BEGIN Dataset content

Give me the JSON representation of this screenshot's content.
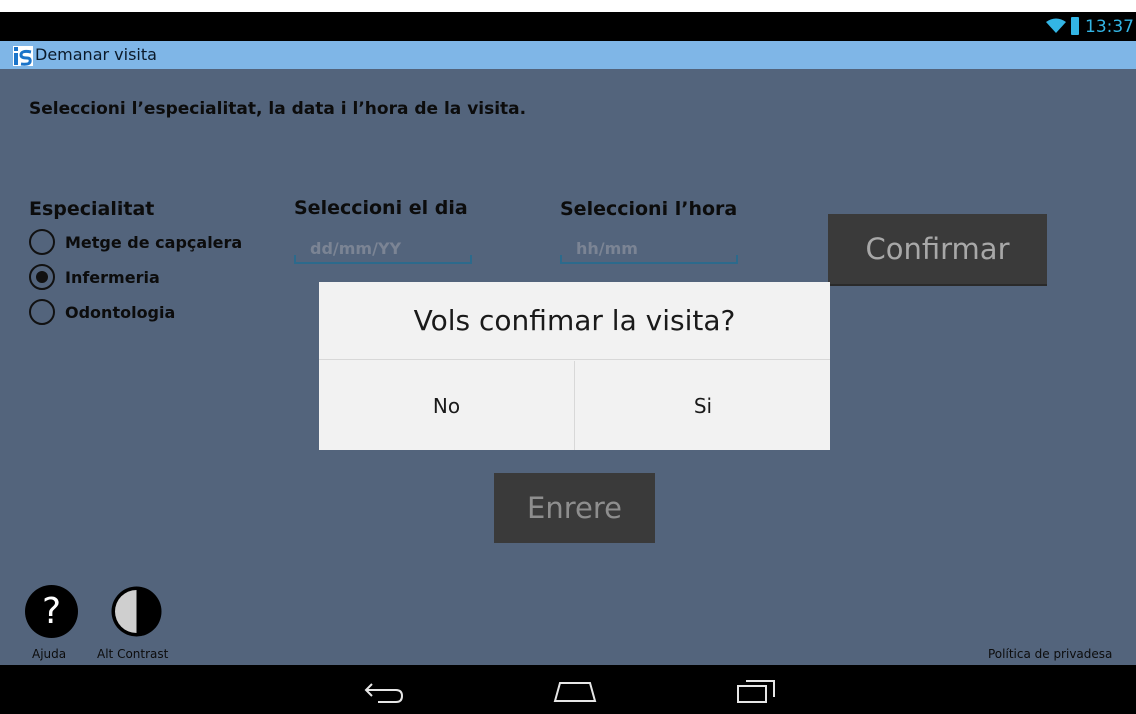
{
  "status_bar": {
    "time": "13:37",
    "icons": [
      "wifi-icon",
      "battery-icon"
    ],
    "accent_color": "#33b5e5"
  },
  "title_bar": {
    "app_icon": "app-logo-icon",
    "title": "Demanar visita",
    "background_color": "#7fb6e7"
  },
  "main": {
    "background_color": "#53647c",
    "instruction": "Seleccioni l’especialitat, la data i l’hora de la visita.",
    "especialitat": {
      "label": "Especialitat",
      "options": [
        {
          "label": "Metge de capçalera",
          "checked": false
        },
        {
          "label": "Infermeria",
          "checked": true
        },
        {
          "label": "Odontologia",
          "checked": false
        }
      ]
    },
    "dia": {
      "label": "Seleccioni el dia",
      "placeholder": "dd/mm/YY",
      "value": ""
    },
    "hora": {
      "label": "Seleccioni l’hora",
      "placeholder": "hh/mm",
      "value": ""
    },
    "confirm_button": "Confirmar",
    "back_button": "Enrere"
  },
  "dialog": {
    "message": "Vols confimar la visita?",
    "no_button": "No",
    "yes_button": "Si"
  },
  "footer": {
    "help_label": "Ajuda",
    "help_icon_glyph": "?",
    "contrast_label": "Alt Contrast",
    "privacy_link": "Política de privadesa"
  },
  "nav_bar": {
    "buttons": [
      "back-icon",
      "home-icon",
      "recent-apps-icon"
    ]
  }
}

END Dataset content

→ Your instructions: In this exercise, set down all of the data exactly, without the pictures.

→ Exercise answer:
Give me the JSON representation of this screenshot's content.
{
  "status_bar": {
    "time": "13:37",
    "icons": [
      "wifi-icon",
      "battery-icon"
    ],
    "accent_color": "#33b5e5"
  },
  "title_bar": {
    "app_icon": "app-logo-icon",
    "title": "Demanar visita",
    "background_color": "#7fb6e7"
  },
  "main": {
    "background_color": "#53647c",
    "instruction": "Seleccioni l’especialitat, la data i l’hora de la visita.",
    "especialitat": {
      "label": "Especialitat",
      "options": [
        {
          "label": "Metge de capçalera",
          "checked": false
        },
        {
          "label": "Infermeria",
          "checked": true
        },
        {
          "label": "Odontologia",
          "checked": false
        }
      ]
    },
    "dia": {
      "label": "Seleccioni el dia",
      "placeholder": "dd/mm/YY",
      "value": ""
    },
    "hora": {
      "label": "Seleccioni l’hora",
      "placeholder": "hh/mm",
      "value": ""
    },
    "confirm_button": "Confirmar",
    "back_button": "Enrere"
  },
  "dialog": {
    "message": "Vols confimar la visita?",
    "no_button": "No",
    "yes_button": "Si"
  },
  "footer": {
    "help_label": "Ajuda",
    "help_icon_glyph": "?",
    "contrast_label": "Alt Contrast",
    "privacy_link": "Política de privadesa"
  },
  "nav_bar": {
    "buttons": [
      "back-icon",
      "home-icon",
      "recent-apps-icon"
    ]
  }
}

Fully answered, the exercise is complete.